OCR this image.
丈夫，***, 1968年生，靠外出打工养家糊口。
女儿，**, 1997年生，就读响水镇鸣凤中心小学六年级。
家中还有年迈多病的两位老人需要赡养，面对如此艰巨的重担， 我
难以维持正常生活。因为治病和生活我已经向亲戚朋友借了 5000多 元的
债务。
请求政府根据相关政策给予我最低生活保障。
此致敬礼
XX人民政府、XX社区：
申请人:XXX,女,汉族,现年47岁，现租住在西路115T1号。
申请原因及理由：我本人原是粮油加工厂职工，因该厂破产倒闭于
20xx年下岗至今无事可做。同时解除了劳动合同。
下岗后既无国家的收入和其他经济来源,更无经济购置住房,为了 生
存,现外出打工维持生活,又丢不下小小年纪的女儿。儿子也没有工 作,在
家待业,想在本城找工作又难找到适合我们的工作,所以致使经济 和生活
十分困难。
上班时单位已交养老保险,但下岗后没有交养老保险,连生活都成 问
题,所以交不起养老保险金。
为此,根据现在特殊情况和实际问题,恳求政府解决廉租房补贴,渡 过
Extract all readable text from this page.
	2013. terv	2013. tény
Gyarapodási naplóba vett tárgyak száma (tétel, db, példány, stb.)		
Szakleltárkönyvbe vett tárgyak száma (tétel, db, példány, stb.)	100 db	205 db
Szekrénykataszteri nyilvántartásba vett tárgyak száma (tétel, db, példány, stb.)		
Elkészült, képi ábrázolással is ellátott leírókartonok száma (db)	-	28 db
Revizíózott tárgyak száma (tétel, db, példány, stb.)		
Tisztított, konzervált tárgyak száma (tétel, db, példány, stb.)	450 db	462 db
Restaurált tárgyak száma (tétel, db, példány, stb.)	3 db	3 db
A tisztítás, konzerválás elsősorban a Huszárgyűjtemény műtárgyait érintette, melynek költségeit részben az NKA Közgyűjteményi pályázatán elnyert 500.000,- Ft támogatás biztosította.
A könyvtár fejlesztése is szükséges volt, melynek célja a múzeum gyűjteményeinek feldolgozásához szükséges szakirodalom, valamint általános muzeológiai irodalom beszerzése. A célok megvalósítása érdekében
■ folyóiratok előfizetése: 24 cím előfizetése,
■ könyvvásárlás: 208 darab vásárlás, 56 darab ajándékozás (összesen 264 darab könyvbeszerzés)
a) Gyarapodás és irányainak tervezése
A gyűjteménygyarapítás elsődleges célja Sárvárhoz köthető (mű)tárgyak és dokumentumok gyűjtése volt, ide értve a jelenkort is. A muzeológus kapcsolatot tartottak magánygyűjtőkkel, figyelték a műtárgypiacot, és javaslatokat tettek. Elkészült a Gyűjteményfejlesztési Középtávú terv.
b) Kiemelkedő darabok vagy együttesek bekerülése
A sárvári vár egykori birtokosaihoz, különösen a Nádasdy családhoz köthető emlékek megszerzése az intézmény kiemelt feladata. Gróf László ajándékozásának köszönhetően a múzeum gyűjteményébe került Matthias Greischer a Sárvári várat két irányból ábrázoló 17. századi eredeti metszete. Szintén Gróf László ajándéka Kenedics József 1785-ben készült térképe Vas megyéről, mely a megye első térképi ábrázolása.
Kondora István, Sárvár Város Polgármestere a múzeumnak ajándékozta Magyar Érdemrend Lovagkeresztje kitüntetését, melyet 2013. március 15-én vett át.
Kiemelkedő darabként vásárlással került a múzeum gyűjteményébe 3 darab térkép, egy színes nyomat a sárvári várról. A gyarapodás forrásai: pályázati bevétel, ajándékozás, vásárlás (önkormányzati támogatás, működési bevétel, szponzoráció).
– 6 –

**What you should do**
Copy each line of the data above without altering a single character.

**Full output**
OCR this image.
丈夫，***, 1968年生，靠外出打工养家糊口。
女儿，**, 1997年生，就读响水镇鸣凤中心小学六年级。
家中还有年迈多病的两位老人需要赡养，面对如此艰巨的重担， 我
难以维持正常生活。因为治病和生活我已经向亲戚朋友借了 5000多 元的
债务。
请求政府根据相关政策给予我最低生活保障。
此致敬礼
XX人民政府、XX社区：
申请人:XXX,女,汉族,现年47岁，现租住在西路115T1号。
申请原因及理由：我本人原是粮油加工厂职工，因该厂破产倒闭于
20xx年下岗至今无事可做。同时解除了劳动合同。
下岗后既无国家的收入和其他经济来源,更无经济购置住房,为了 生
存,现外出打工维持生活,又丢不下小小年纪的女儿。儿子也没有工 作,在
家待业,想在本城找工作又难找到适合我们的工作,所以致使经济 和生活
十分困难。
上班时单位已交养老保险,但下岗后没有交养老保险,连生活都成 问
题,所以交不起养老保险金。
为此,根据现在特殊情况和实际问题,恳求政府解决廉租房补贴,渡 过
Extract all readable text from this page.
	2013. terv	2013. tény
Gyarapodási naplóba vett tárgyak száma (tétel, db, példány, stb.)		
Szakleltárkönyvbe vett tárgyak száma (tétel, db, példány, stb.)	100 db	205 db
Szekrénykataszteri nyilvántartásba vett tárgyak száma (tétel, db, példány, stb.)		
Elkészült, képi ábrázolással is ellátott leírókartonok száma (db)	-	28 db
Revizíózott tárgyak száma (tétel, db, példány, stb.)		
Tisztított, konzervált tárgyak száma (tétel, db, példány, stb.)	450 db	462 db
Restaurált tárgyak száma (tétel, db, példány, stb.)	3 db	3 db
A tisztítás, konzerválás elsősorban a Huszárgyűjtemény műtárgyait érintette, melynek költségeit részben az NKA Közgyűjteményi pályázatán elnyert 500.000,- Ft támogatás biztosította.
A könyvtár fejlesztése is szükséges volt, melynek célja a múzeum gyűjteményeinek feldolgozásához szükséges szakirodalom, valamint általános muzeológiai irodalom beszerzése. A célok megvalósítása érdekében
■ folyóiratok előfizetése: 24 cím előfizetése,
■ könyvvásárlás: 208 darab vásárlás, 56 darab ajándékozás (összesen 264 darab könyvbeszerzés)
a) Gyarapodás és irányainak tervezése
A gyűjteménygyarapítás elsődleges célja Sárvárhoz köthető (mű)tárgyak és dokumentumok gyűjtése volt, ide értve a jelenkort is. A muzeológus kapcsolatot tartottak magánygyűjtőkkel, figyelték a műtárgypiacot, és javaslatokat tettek. Elkészült a Gyűjteményfejlesztési Középtávú terv.
b) Kiemelkedő darabok vagy együttesek bekerülése
A sárvári vár egykori birtokosaihoz, különösen a Nádasdy családhoz köthető emlékek megszerzése az intézmény kiemelt feladata. Gróf László ajándékozásának köszönhetően a múzeum gyűjteményébe került Matthias Greischer a Sárvári várat két irányból ábrázoló 17. századi eredeti metszete. Szintén Gróf László ajándéka Kenedics József 1785-ben készült térképe Vas megyéről, mely a megye első térképi ábrázolása.
Kondora István, Sárvár Város Polgármestere a múzeumnak ajándékozta Magyar Érdemrend Lovagkeresztje kitüntetését, melyet 2013. március 15-én vett át.
Kiemelkedő darabként vásárlással került a múzeum gyűjteményébe 3 darab térkép, egy színes nyomat a sárvári várról. A gyarapodás forrásai: pályázati bevétel, ajándékozás, vásárlás (önkormányzati támogatás, működési bevétel, szponzoráció).
– 6 –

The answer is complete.